● Problem details: Every entry below must be repeated exactly; skip the pictures.

● Entries provided:
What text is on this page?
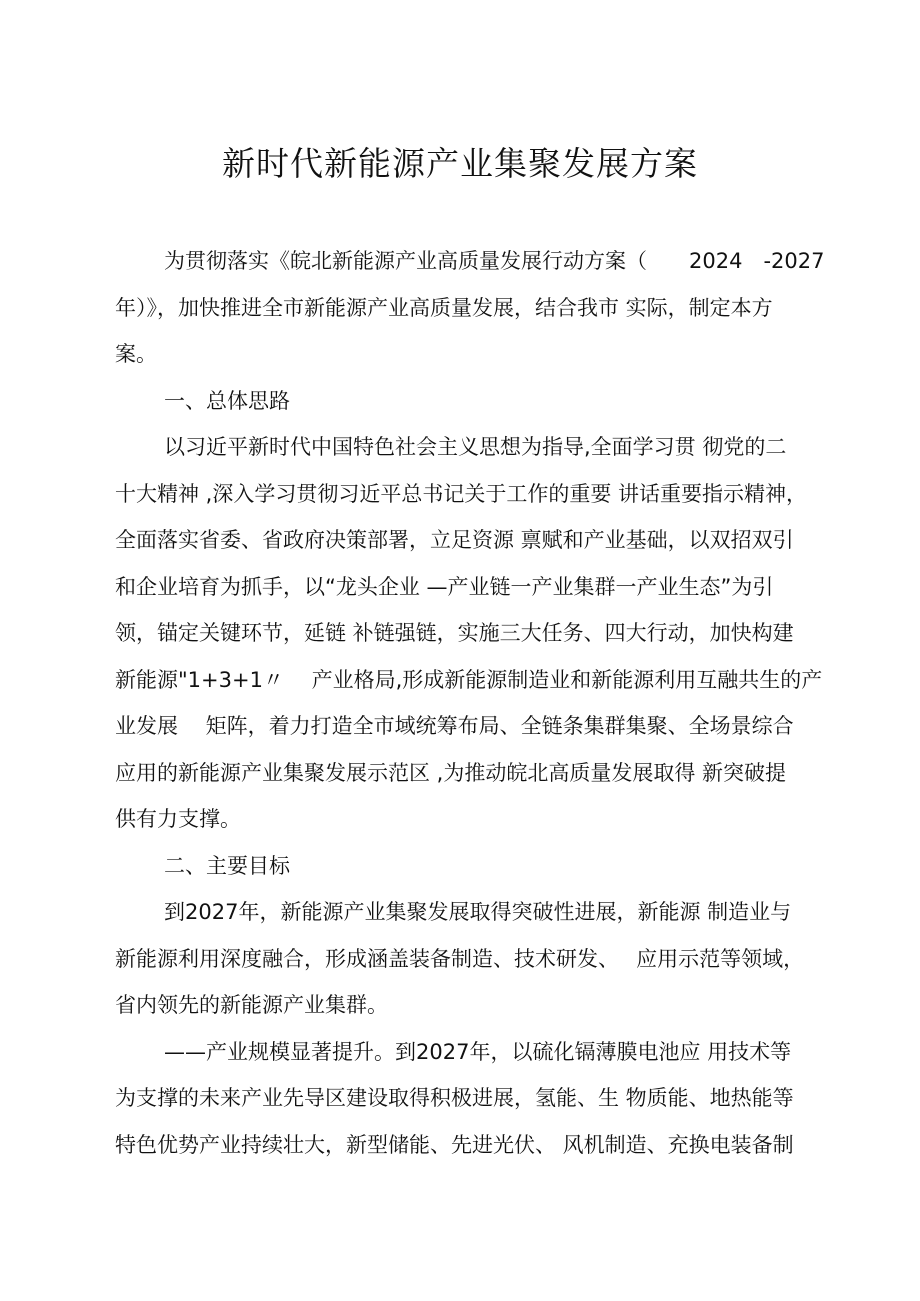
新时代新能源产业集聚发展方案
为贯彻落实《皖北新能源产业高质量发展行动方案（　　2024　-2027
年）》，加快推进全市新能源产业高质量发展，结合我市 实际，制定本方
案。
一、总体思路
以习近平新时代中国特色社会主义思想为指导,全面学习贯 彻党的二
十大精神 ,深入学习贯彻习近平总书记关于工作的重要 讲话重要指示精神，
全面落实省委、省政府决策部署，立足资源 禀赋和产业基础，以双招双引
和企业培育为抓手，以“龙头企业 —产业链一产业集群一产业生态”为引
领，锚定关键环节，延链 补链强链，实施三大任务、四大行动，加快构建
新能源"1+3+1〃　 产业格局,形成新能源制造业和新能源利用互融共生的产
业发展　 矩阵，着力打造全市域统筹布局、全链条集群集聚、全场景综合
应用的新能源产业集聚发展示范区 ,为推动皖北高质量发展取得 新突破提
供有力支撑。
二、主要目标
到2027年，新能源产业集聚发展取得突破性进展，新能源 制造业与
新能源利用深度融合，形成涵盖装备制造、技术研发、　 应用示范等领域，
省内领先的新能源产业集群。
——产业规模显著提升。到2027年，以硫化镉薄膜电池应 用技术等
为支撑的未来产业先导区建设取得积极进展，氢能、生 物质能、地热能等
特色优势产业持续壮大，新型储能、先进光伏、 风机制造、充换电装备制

● Answer for the task:
What text is on this page?
新时代新能源产业集聚发展方案
为贯彻落实《皖北新能源产业高质量发展行动方案（　　2024　-2027
年）》，加快推进全市新能源产业高质量发展，结合我市 实际，制定本方
案。
一、总体思路
以习近平新时代中国特色社会主义思想为指导,全面学习贯 彻党的二
十大精神 ,深入学习贯彻习近平总书记关于工作的重要 讲话重要指示精神，
全面落实省委、省政府决策部署，立足资源 禀赋和产业基础，以双招双引
和企业培育为抓手，以“龙头企业 —产业链一产业集群一产业生态”为引
领，锚定关键环节，延链 补链强链，实施三大任务、四大行动，加快构建
新能源"1+3+1〃　 产业格局,形成新能源制造业和新能源利用互融共生的产
业发展　 矩阵，着力打造全市域统筹布局、全链条集群集聚、全场景综合
应用的新能源产业集聚发展示范区 ,为推动皖北高质量发展取得 新突破提
供有力支撑。
二、主要目标
到2027年，新能源产业集聚发展取得突破性进展，新能源 制造业与
新能源利用深度融合，形成涵盖装备制造、技术研发、　 应用示范等领域，
省内领先的新能源产业集群。
——产业规模显著提升。到2027年，以硫化镉薄膜电池应 用技术等
为支撑的未来产业先导区建设取得积极进展，氢能、生 物质能、地热能等
特色优势产业持续壮大，新型储能、先进光伏、 风机制造、充换电装备制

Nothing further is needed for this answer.